(PROVIDED INFORMATION):

• • • •

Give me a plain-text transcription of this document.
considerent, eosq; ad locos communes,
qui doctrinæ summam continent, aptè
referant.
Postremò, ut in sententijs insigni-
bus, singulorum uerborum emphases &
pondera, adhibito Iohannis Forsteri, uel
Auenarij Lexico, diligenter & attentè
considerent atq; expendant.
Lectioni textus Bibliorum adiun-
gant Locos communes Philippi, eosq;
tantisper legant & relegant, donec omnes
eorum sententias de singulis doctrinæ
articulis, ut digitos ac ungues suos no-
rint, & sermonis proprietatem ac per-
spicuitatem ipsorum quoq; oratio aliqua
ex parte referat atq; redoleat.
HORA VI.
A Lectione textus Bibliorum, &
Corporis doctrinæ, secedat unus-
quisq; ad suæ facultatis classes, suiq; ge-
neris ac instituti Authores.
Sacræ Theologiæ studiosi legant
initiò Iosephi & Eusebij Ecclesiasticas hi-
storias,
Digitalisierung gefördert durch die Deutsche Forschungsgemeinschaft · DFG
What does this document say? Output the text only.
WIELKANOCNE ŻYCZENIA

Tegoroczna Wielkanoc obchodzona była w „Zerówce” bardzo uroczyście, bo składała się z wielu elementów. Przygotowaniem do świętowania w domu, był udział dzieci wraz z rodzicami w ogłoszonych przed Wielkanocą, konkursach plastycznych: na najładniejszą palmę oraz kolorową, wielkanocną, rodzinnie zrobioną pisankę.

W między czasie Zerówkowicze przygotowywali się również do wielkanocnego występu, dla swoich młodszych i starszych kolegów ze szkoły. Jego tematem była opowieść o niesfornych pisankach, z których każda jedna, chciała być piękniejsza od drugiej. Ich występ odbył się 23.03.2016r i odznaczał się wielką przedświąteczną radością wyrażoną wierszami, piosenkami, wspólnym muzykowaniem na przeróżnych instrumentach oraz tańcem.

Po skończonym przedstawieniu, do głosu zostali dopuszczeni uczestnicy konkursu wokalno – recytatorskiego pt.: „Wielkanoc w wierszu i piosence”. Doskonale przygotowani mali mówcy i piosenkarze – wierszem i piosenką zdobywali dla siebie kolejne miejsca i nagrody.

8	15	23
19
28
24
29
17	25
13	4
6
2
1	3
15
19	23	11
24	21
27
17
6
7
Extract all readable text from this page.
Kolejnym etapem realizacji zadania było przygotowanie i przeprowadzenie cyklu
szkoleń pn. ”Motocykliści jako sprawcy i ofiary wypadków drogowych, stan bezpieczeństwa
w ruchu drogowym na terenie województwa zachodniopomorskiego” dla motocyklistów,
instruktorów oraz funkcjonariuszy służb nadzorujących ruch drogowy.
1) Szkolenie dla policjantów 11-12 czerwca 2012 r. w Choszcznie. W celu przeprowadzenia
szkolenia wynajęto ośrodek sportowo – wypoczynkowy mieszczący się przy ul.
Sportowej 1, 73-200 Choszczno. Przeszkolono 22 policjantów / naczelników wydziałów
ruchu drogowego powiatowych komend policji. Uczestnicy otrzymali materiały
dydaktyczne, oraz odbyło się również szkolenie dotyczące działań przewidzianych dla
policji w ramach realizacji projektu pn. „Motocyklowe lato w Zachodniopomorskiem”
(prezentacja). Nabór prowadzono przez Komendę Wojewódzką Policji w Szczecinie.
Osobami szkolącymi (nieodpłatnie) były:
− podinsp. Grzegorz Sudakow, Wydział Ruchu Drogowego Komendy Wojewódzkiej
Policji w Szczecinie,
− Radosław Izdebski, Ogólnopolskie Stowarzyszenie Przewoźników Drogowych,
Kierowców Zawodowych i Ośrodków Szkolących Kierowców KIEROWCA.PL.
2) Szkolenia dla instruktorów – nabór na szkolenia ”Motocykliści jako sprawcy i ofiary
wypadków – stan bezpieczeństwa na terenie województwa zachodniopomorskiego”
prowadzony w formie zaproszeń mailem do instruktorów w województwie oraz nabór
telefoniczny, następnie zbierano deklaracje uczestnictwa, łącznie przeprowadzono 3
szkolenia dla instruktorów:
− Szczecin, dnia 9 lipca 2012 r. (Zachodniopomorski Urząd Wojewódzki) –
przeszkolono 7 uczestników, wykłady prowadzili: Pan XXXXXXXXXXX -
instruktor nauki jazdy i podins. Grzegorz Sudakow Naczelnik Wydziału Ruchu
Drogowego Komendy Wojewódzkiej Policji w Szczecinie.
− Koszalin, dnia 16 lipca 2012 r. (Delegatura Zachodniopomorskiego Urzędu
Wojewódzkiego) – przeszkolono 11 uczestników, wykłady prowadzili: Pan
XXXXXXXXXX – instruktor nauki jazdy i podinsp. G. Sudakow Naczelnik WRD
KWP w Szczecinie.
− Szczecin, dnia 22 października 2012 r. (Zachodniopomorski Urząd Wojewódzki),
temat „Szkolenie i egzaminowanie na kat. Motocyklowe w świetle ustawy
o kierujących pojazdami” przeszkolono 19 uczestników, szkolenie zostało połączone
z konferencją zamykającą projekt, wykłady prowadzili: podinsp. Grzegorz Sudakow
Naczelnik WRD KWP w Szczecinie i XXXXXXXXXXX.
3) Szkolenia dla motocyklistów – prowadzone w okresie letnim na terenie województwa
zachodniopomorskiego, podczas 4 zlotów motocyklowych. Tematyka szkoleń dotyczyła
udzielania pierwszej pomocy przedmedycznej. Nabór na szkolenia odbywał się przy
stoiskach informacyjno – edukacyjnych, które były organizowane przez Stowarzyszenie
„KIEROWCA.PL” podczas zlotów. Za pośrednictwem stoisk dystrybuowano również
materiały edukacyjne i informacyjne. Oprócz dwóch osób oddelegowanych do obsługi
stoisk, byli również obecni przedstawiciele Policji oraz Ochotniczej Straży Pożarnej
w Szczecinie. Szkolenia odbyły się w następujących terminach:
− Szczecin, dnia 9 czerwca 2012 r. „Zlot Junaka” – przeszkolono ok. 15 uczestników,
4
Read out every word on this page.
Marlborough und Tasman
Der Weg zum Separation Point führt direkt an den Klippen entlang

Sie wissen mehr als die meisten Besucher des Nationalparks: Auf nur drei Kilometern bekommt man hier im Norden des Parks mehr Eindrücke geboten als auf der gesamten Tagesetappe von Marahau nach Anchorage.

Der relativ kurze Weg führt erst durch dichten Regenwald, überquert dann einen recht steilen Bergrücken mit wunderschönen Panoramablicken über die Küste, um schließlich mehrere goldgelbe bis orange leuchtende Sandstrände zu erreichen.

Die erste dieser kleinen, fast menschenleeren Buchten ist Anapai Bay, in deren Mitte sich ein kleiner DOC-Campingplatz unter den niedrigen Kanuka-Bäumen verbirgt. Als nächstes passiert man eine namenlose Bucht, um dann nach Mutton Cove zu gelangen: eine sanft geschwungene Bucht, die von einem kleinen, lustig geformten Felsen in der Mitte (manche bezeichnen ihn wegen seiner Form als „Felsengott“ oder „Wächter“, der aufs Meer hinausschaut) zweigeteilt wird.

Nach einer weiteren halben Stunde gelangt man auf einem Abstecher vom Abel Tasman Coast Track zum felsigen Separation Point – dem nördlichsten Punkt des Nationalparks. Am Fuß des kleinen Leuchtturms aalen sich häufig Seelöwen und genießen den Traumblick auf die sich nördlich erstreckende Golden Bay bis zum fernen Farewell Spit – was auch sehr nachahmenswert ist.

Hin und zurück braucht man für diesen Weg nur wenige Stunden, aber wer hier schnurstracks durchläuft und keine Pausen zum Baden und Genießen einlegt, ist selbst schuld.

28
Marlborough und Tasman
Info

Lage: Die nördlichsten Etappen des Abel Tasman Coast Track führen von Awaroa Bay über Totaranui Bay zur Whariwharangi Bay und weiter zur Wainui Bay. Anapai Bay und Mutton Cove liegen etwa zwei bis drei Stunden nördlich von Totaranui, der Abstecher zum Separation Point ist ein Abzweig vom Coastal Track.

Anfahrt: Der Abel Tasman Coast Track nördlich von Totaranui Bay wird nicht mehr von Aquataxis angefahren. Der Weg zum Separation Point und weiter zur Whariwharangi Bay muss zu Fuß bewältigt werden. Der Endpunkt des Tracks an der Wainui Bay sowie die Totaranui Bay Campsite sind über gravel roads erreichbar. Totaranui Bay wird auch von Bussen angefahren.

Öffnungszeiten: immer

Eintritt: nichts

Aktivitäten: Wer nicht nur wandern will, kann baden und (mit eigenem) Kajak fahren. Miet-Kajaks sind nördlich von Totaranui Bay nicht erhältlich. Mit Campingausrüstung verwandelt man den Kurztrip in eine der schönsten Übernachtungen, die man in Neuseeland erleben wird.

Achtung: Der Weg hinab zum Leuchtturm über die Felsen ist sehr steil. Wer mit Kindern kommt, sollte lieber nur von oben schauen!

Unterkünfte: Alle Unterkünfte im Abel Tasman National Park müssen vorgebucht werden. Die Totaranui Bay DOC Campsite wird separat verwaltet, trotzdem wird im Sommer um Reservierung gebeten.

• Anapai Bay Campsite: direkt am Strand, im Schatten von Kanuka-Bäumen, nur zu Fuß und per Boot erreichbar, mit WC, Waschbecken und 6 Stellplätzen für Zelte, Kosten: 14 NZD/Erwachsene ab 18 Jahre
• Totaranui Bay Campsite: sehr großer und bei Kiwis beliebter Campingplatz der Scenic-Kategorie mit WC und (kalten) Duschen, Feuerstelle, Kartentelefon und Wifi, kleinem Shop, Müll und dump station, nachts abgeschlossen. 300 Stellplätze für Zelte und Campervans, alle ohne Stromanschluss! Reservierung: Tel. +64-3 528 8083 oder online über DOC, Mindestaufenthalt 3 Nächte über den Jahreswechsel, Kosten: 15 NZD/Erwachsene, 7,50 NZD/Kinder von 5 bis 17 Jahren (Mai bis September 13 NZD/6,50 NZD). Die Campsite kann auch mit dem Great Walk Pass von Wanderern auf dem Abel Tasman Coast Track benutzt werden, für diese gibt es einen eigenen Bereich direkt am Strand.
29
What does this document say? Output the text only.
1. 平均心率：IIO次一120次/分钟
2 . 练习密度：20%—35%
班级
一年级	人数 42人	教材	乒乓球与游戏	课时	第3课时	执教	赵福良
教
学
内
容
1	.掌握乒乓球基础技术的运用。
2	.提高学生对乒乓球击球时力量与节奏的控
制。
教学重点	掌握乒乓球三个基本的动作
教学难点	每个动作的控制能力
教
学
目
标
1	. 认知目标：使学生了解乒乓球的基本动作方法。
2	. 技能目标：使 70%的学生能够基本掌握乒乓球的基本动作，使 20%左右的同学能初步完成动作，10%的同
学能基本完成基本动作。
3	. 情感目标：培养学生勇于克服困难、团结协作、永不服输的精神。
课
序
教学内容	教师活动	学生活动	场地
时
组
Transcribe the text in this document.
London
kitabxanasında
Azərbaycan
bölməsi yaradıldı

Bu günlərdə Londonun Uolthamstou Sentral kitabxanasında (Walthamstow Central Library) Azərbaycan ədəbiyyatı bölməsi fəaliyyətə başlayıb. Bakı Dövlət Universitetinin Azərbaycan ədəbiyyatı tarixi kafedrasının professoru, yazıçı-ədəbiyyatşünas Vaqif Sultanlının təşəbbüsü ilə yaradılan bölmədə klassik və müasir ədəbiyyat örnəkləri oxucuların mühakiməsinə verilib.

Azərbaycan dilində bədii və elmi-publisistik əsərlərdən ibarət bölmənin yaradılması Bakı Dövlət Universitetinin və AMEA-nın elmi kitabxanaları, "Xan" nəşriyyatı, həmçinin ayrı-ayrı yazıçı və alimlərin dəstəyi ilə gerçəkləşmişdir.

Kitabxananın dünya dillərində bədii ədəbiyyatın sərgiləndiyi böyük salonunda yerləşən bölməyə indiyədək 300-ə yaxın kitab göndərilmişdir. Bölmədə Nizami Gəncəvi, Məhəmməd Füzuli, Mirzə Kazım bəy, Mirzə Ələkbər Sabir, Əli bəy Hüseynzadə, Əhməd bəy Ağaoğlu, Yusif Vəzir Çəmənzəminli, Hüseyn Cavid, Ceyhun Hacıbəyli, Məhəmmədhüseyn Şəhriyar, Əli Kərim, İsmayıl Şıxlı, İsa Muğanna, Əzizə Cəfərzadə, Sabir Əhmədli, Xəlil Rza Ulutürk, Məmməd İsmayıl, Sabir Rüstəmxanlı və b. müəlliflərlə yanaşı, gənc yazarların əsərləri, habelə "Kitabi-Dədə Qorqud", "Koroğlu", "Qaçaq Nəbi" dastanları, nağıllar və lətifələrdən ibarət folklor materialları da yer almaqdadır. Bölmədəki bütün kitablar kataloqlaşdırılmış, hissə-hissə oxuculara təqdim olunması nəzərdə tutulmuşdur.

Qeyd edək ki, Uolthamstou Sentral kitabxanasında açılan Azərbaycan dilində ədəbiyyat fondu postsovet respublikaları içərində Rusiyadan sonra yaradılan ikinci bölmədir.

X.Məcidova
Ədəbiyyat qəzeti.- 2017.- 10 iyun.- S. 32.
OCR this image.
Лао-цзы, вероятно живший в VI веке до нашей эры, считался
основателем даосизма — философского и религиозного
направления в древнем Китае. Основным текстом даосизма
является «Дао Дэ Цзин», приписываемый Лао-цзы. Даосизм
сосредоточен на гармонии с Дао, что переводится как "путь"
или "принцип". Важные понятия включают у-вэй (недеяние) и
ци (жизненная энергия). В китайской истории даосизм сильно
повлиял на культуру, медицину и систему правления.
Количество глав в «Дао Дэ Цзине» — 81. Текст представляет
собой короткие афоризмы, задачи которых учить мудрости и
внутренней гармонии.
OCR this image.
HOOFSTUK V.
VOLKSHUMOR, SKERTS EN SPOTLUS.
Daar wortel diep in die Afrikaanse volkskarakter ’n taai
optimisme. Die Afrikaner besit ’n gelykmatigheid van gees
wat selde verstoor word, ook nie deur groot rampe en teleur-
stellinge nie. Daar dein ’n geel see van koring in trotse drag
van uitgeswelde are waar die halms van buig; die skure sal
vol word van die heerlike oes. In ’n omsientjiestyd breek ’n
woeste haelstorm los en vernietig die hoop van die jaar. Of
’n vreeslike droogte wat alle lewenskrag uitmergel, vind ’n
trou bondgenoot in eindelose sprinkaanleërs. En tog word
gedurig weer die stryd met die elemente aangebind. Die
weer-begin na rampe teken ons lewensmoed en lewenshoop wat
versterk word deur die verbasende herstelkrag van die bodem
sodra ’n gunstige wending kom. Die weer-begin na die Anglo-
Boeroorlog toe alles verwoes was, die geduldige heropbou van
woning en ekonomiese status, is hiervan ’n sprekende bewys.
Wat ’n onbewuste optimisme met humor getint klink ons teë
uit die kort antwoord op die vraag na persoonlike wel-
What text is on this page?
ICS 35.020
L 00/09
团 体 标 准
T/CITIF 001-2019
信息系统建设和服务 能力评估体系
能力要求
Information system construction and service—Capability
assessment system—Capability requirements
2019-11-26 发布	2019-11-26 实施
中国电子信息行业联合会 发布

• • • •

(WHAT IS EXPECTED):
Show all lines from the records above where the word "Abstecher" occurs.

(COMPLETE OUTPUT):
Nach einer weiteren halben Stunde gelangt man auf einem Abstecher vom Abel Tasman Coast Track zum felsigen Separation Point – dem nördlichsten Punkt des Nationalparks. Am Fuß des kleinen Leuchtturms aalen sich häufig Seelöwen und genießen den Traumblick auf die sich nördlich erstreckende Golden Bay bis zum fernen Farewell Spit – was auch sehr nachahmenswert ist.
Lage: Die nördlichsten Etappen des Abel Tasman Coast Track führen von Awaroa Bay über Totaranui Bay zur Whariwharangi Bay und weiter zur Wainui Bay. Anapai Bay und Mutton Cove liegen etwa zwei bis drei Stunden nördlich von Totaranui, der Abstecher zum Separation Point ist ein Abzweig vom Coastal Track.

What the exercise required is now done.